What to produce: Provide only the number of lines in the data below that contain the string "JSON".

Exercise inputs:
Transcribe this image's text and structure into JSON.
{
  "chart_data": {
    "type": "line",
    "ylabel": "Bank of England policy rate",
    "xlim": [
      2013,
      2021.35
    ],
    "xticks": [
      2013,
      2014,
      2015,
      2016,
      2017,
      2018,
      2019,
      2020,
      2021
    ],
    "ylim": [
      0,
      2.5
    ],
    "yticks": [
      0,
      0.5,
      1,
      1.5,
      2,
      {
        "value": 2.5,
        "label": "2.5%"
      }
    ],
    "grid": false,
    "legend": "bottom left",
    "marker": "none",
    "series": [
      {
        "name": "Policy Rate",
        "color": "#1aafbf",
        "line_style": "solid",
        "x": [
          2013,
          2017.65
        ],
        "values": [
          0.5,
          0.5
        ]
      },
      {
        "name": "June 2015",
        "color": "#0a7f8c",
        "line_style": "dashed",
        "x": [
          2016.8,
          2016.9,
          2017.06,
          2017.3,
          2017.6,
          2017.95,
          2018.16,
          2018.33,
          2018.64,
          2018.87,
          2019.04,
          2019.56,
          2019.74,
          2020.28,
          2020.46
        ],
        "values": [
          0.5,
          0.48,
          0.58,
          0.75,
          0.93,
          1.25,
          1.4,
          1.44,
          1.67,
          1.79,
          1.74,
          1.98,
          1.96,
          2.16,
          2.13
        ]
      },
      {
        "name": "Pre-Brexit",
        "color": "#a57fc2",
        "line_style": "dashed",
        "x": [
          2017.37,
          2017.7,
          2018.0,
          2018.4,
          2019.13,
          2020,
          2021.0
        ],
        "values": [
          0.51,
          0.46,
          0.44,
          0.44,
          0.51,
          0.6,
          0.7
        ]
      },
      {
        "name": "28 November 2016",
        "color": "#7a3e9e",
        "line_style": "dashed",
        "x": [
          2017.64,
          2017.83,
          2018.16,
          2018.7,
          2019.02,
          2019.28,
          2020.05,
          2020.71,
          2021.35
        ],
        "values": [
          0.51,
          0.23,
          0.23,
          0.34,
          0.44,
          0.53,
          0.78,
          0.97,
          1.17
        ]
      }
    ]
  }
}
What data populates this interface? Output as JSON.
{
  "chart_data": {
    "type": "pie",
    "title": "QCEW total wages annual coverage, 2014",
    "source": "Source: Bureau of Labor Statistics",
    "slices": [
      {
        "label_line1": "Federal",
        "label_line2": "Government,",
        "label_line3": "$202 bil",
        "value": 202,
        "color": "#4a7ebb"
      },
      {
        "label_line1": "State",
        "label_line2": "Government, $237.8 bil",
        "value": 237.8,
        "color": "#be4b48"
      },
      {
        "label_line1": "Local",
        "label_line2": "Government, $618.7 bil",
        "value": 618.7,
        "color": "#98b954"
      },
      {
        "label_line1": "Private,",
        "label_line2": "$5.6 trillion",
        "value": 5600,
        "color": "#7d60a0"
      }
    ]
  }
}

Solution to this exercise: 2